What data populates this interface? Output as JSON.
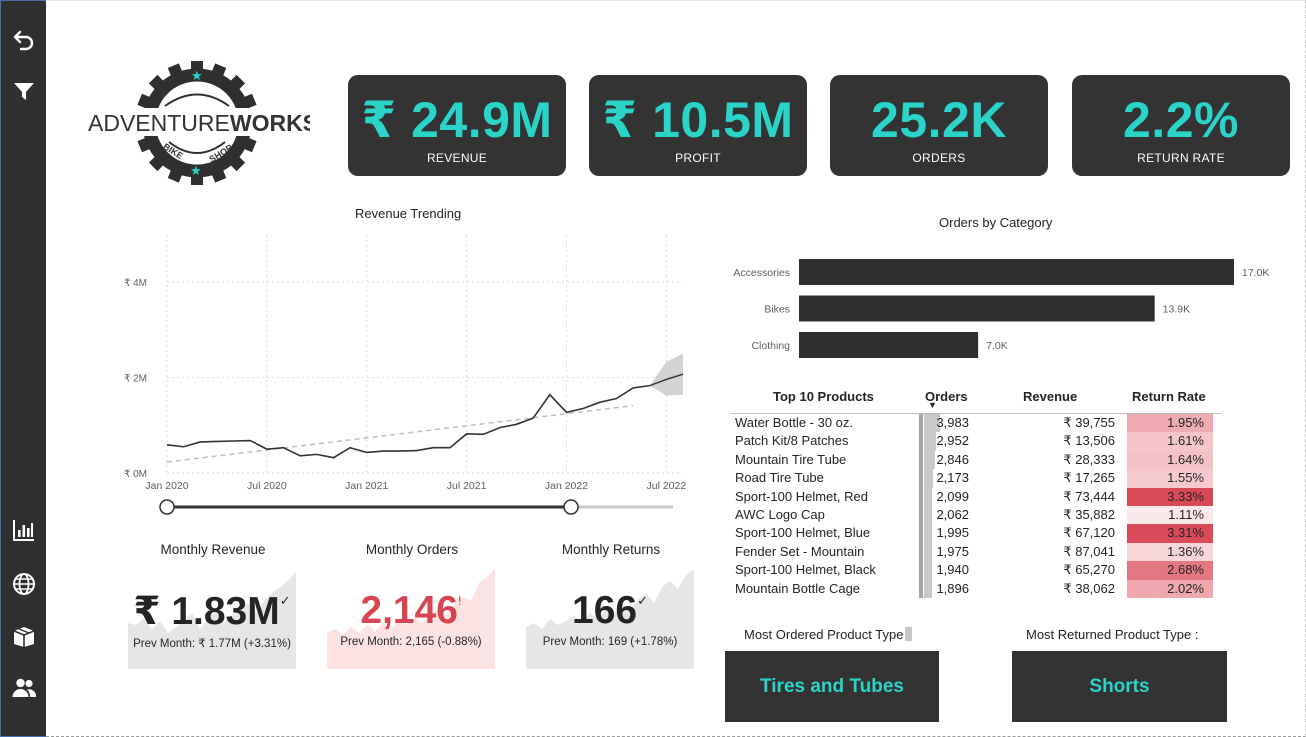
{
  "brand": {
    "logo_text_light": "ADVENTURE",
    "logo_text_bold": "WORKS",
    "logo_sub_left": "BIKE",
    "logo_sub_right": "SHOP",
    "accent": "#2ad4c8",
    "card_bg": "#333333"
  },
  "nav": {
    "icons": [
      "back-arrow-icon",
      "filter-icon",
      "bar-chart-icon",
      "globe-icon",
      "box-icon",
      "users-icon"
    ]
  },
  "kpis": [
    {
      "value": "₹ 24.9M",
      "label": "REVENUE"
    },
    {
      "value": "₹ 10.5M",
      "label": "PROFIT"
    },
    {
      "value": "25.2K",
      "label": "ORDERS"
    },
    {
      "value": "2.2%",
      "label": "RETURN RATE"
    }
  ],
  "revenue_trend": {
    "title": "Revenue Trending",
    "y_ticks": [
      "₹ 0M",
      "₹ 2M",
      "₹ 4M"
    ],
    "x_ticks": [
      "Jan 2020",
      "Jul 2020",
      "Jan 2021",
      "Jul 2021",
      "Jan 2022",
      "Jul 2022"
    ]
  },
  "chart_data": [
    {
      "type": "line",
      "title": "Revenue Trending",
      "ylim": [
        0,
        4000000
      ],
      "y_ticks": [
        0,
        2000000,
        4000000
      ],
      "x_ticks": [
        "Jan 2020",
        "Jul 2020",
        "Jan 2021",
        "Jul 2021",
        "Jan 2022",
        "Jul 2022"
      ],
      "x": [
        "2020-01",
        "2020-02",
        "2020-03",
        "2020-04",
        "2020-05",
        "2020-06",
        "2020-07",
        "2020-08",
        "2020-09",
        "2020-10",
        "2020-11",
        "2020-12",
        "2021-01",
        "2021-02",
        "2021-03",
        "2021-04",
        "2021-05",
        "2021-06",
        "2021-07",
        "2021-08",
        "2021-09",
        "2021-10",
        "2021-11",
        "2021-12",
        "2022-01",
        "2022-02",
        "2022-03",
        "2022-04",
        "2022-05",
        "2022-06"
      ],
      "series": [
        {
          "values": [
            590000,
            550000,
            650000,
            660000,
            670000,
            680000,
            500000,
            530000,
            360000,
            390000,
            320000,
            530000,
            430000,
            460000,
            460000,
            470000,
            530000,
            530000,
            820000,
            810000,
            950000,
            1020000,
            1150000,
            1640000,
            1270000,
            1350000,
            1480000,
            1560000,
            1780000,
            1830000
          ]
        }
      ],
      "trend_line": {
        "from": 230000,
        "to": 1410000
      },
      "forecast": {
        "x": [
          "2022-07",
          "2022-08"
        ],
        "values": [
          1960000,
          2070000
        ],
        "upper": [
          2330000,
          2500000
        ],
        "lower": [
          1620000,
          1640000
        ]
      }
    },
    {
      "type": "bar",
      "title": "Orders by Category",
      "categories": [
        "Accessories",
        "Bikes",
        "Clothing"
      ],
      "values": [
        17000,
        13900,
        7000
      ],
      "labels": [
        "17.0K",
        "13.9K",
        "7.0K"
      ]
    },
    {
      "type": "table",
      "title": "Top 10 Products",
      "columns": [
        "Top 10 Products",
        "Orders",
        "Revenue",
        "Return Rate"
      ],
      "rows": [
        {
          "product": "Water Bottle - 30 oz.",
          "orders": "3,983",
          "orders_num": 3983,
          "revenue": "₹ 39,755",
          "return_rate": "1.95%",
          "rr_num": 1.95
        },
        {
          "product": "Patch Kit/8 Patches",
          "orders": "2,952",
          "orders_num": 2952,
          "revenue": "₹ 13,506",
          "return_rate": "1.61%",
          "rr_num": 1.61
        },
        {
          "product": "Mountain Tire Tube",
          "orders": "2,846",
          "orders_num": 2846,
          "revenue": "₹ 28,333",
          "return_rate": "1.64%",
          "rr_num": 1.64
        },
        {
          "product": "Road Tire Tube",
          "orders": "2,173",
          "orders_num": 2173,
          "revenue": "₹ 17,265",
          "return_rate": "1.55%",
          "rr_num": 1.55
        },
        {
          "product": "Sport-100 Helmet, Red",
          "orders": "2,099",
          "orders_num": 2099,
          "revenue": "₹ 73,444",
          "return_rate": "3.33%",
          "rr_num": 3.33
        },
        {
          "product": "AWC Logo Cap",
          "orders": "2,062",
          "orders_num": 2062,
          "revenue": "₹ 35,882",
          "return_rate": "1.11%",
          "rr_num": 1.11
        },
        {
          "product": "Sport-100 Helmet, Blue",
          "orders": "1,995",
          "orders_num": 1995,
          "revenue": "₹ 67,120",
          "return_rate": "3.31%",
          "rr_num": 3.31
        },
        {
          "product": "Fender Set - Mountain",
          "orders": "1,975",
          "orders_num": 1975,
          "revenue": "₹ 87,041",
          "return_rate": "1.36%",
          "rr_num": 1.36
        },
        {
          "product": "Sport-100 Helmet, Black",
          "orders": "1,940",
          "orders_num": 1940,
          "revenue": "₹ 65,270",
          "return_rate": "2.68%",
          "rr_num": 2.68
        },
        {
          "product": "Mountain Bottle Cage",
          "orders": "1,896",
          "orders_num": 1896,
          "revenue": "₹ 38,062",
          "return_rate": "2.02%",
          "rr_num": 2.02
        }
      ]
    }
  ],
  "monthly": [
    {
      "title": "Monthly Revenue",
      "value": "₹ 1.83M",
      "mark": "✓",
      "prev": "Prev Month: ₹ 1.77M (+3.31%)",
      "value_color": "#252423",
      "area_color": "#e6e6e6"
    },
    {
      "title": "Monthly Orders",
      "value": "2,146",
      "mark": "!",
      "prev": "Prev Month: 2,165 (-0.88%)",
      "value_color": "#d64550",
      "area_color": "#fbe3e4"
    },
    {
      "title": "Monthly Returns",
      "value": "166",
      "mark": "✓",
      "prev": "Prev Month: 169 (+1.78%)",
      "value_color": "#252423",
      "area_color": "#e6e6e6"
    }
  ],
  "most_ordered": {
    "label": "Most Ordered Product Type",
    "value": "Tires and Tubes"
  },
  "most_returned": {
    "label": "Most Returned Product Type :",
    "value": "Shorts"
  }
}
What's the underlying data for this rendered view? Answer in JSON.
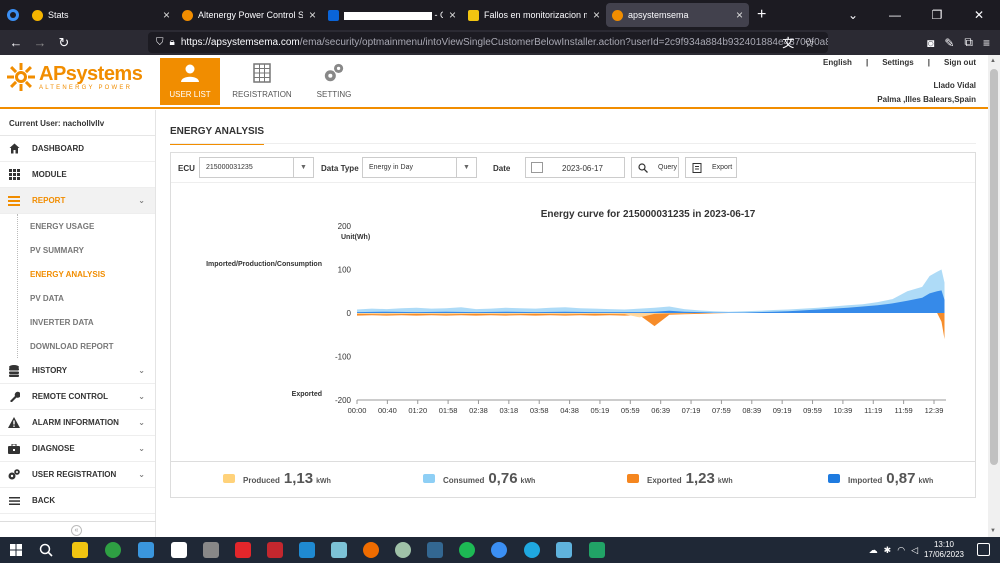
{
  "browser": {
    "tabs": [
      {
        "label": "Stats",
        "color": "#f5b400",
        "active": false
      },
      {
        "label": "Altenergy Power Control Software",
        "color": "#f18d00",
        "active": false
      },
      {
        "label": "",
        "suffix": "- Cl",
        "color": "#0a64d8",
        "active": false
      },
      {
        "label": "Fallos en monitorizacion micro",
        "color": "#f2c511",
        "active": false
      },
      {
        "label": "apsystemsema",
        "color": "#f18d00",
        "active": true
      }
    ],
    "url_host": "https://apsystemsema.com",
    "url_path": "/ema/security/optmainmenu/intoViewSingleCustomerBelowInstaller.action?userId=2c9f934a884b932401884e48700f0a80&"
  },
  "header": {
    "logo_name": "APsystems",
    "logo_tagline": "ALTENERGY POWER",
    "nav": [
      {
        "label": "USER LIST",
        "active": true
      },
      {
        "label": "REGISTRATION",
        "active": false
      },
      {
        "label": "SETTING",
        "active": false
      }
    ],
    "links": {
      "language": "English",
      "settings": "Settings",
      "signout": "Sign out",
      "sep": "|"
    },
    "user_name": "Llado Vidal",
    "user_location": "Palma ,Illes Balears,Spain"
  },
  "sidebar": {
    "current_user": "Current User: nachollvllv",
    "items": [
      {
        "label": "DASHBOARD",
        "icon": "home-icon"
      },
      {
        "label": "MODULE",
        "icon": "grid-icon"
      },
      {
        "label": "REPORT",
        "icon": "list-icon",
        "active": true
      },
      {
        "label": "HISTORY",
        "icon": "database-icon"
      },
      {
        "label": "REMOTE CONTROL",
        "icon": "wrench-icon"
      },
      {
        "label": "ALARM INFORMATION",
        "icon": "warning-icon"
      },
      {
        "label": "DIAGNOSE",
        "icon": "briefcase-icon"
      },
      {
        "label": "USER REGISTRATION",
        "icon": "gears-icon"
      },
      {
        "label": "BACK",
        "icon": "back-icon"
      }
    ],
    "report_sub": [
      {
        "label": "ENERGY USAGE"
      },
      {
        "label": "PV SUMMARY"
      },
      {
        "label": "ENERGY ANALYSIS",
        "active": true
      },
      {
        "label": "PV DATA"
      },
      {
        "label": "INVERTER DATA"
      },
      {
        "label": "DOWNLOAD REPORT"
      }
    ]
  },
  "main": {
    "title": "ENERGY ANALYSIS",
    "filters": {
      "ecu_label": "ECU",
      "ecu_value": "215000031235",
      "datatype_label": "Data Type",
      "datatype_value": "Energy in Day",
      "date_label": "Date",
      "date_value": "2023-06-17",
      "query_label": "Query",
      "export_label": "Export"
    },
    "chart_title": "Energy curve for 215000031235 in 2023-06-17",
    "unit_label": "Unit(Wh)",
    "side_label_top": "Imported/Production/Consumption",
    "side_label_bottom": "Exported"
  },
  "legend": [
    {
      "name": "Produced",
      "value": "1,13",
      "unit": "kWh",
      "color": "#ffd27a"
    },
    {
      "name": "Consumed",
      "value": "0,76",
      "unit": "kWh",
      "color": "#8ecff5"
    },
    {
      "name": "Exported",
      "value": "1,23",
      "unit": "kWh",
      "color": "#f5861f"
    },
    {
      "name": "Imported",
      "value": "0,87",
      "unit": "kWh",
      "color": "#1e7be0"
    }
  ],
  "chart_data": {
    "type": "area",
    "title": "Energy curve for 215000031235 in 2023-06-17",
    "ylabel": "Unit(Wh)",
    "ylim": [
      -200,
      200
    ],
    "yticks": [
      200,
      100,
      0,
      -100,
      -200
    ],
    "xticks": [
      "00:00",
      "00:40",
      "01:20",
      "01:58",
      "02:38",
      "03:18",
      "03:58",
      "04:38",
      "05:19",
      "05:59",
      "06:39",
      "07:19",
      "07:59",
      "08:39",
      "09:19",
      "09:59",
      "10:39",
      "11:19",
      "11:59",
      "12:39"
    ],
    "grid": false,
    "x_minutes_max": 792,
    "series": [
      {
        "name": "Consumed",
        "color": "#aad9f7",
        "x": [
          0,
          20,
          40,
          60,
          80,
          100,
          120,
          140,
          160,
          180,
          200,
          220,
          240,
          260,
          280,
          300,
          320,
          340,
          360,
          380,
          400,
          420,
          440,
          460,
          480,
          500,
          520,
          540,
          560,
          580,
          600,
          620,
          640,
          660,
          680,
          700,
          720,
          740,
          760,
          770,
          780,
          786,
          790
        ],
        "values": [
          8,
          10,
          9,
          11,
          12,
          10,
          11,
          13,
          9,
          10,
          12,
          11,
          10,
          12,
          13,
          11,
          10,
          9,
          8,
          10,
          12,
          15,
          9,
          6,
          4,
          3,
          4,
          5,
          7,
          8,
          10,
          12,
          15,
          18,
          20,
          25,
          32,
          50,
          60,
          85,
          95,
          100,
          70
        ]
      },
      {
        "name": "Imported",
        "color": "#2f86e8",
        "x": [
          0,
          40,
          80,
          120,
          160,
          200,
          240,
          280,
          320,
          360,
          380,
          400,
          420,
          440,
          460,
          480,
          500,
          520,
          540,
          560,
          580,
          600,
          620,
          640,
          660,
          680,
          700,
          720,
          740,
          760,
          770,
          780,
          786,
          790
        ],
        "values": [
          2,
          3,
          2,
          3,
          2,
          3,
          2,
          3,
          2,
          2,
          2,
          3,
          5,
          3,
          2,
          1,
          1,
          1,
          2,
          3,
          4,
          6,
          8,
          10,
          12,
          15,
          18,
          22,
          28,
          35,
          45,
          50,
          52,
          30
        ]
      },
      {
        "name": "Exported",
        "color": "#f5861f",
        "x": [
          0,
          20,
          40,
          60,
          80,
          100,
          120,
          140,
          160,
          180,
          200,
          220,
          240,
          260,
          280,
          300,
          320,
          340,
          360,
          380,
          400,
          420,
          440,
          460,
          480,
          500,
          520,
          540,
          560,
          580,
          600,
          620,
          640,
          660,
          680,
          700,
          720,
          740,
          760,
          780,
          786,
          790
        ],
        "values": [
          -6,
          -5,
          -6,
          -5,
          -6,
          -5,
          -6,
          -5,
          -6,
          -5,
          -6,
          -5,
          -6,
          -5,
          -6,
          -5,
          -6,
          -5,
          -6,
          -5,
          -30,
          -4,
          -3,
          -2,
          -1,
          0,
          0,
          0,
          0,
          0,
          0,
          0,
          0,
          0,
          0,
          0,
          0,
          0,
          0,
          0,
          -20,
          -60
        ]
      },
      {
        "name": "Produced",
        "color": "#ffd9a0",
        "x": [
          0,
          40,
          80,
          120,
          160,
          200,
          240,
          280,
          320,
          360,
          380,
          400,
          420,
          440,
          460,
          480,
          500,
          520,
          790
        ],
        "values": [
          -2,
          -3,
          -2,
          -3,
          -2,
          -3,
          -2,
          -3,
          -2,
          -3,
          -10,
          -2,
          -1,
          -1,
          0,
          0,
          0,
          0,
          0
        ]
      }
    ]
  }
}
================================
(EXERCISE OBJECTIVE) Find the word "Imported" in the data and show each line that holds it.

(SOLVED EXERCISE)
    "side_label_top": "Imported/Production/Consumption",
      "name": "Imported",
        "name": "Imported",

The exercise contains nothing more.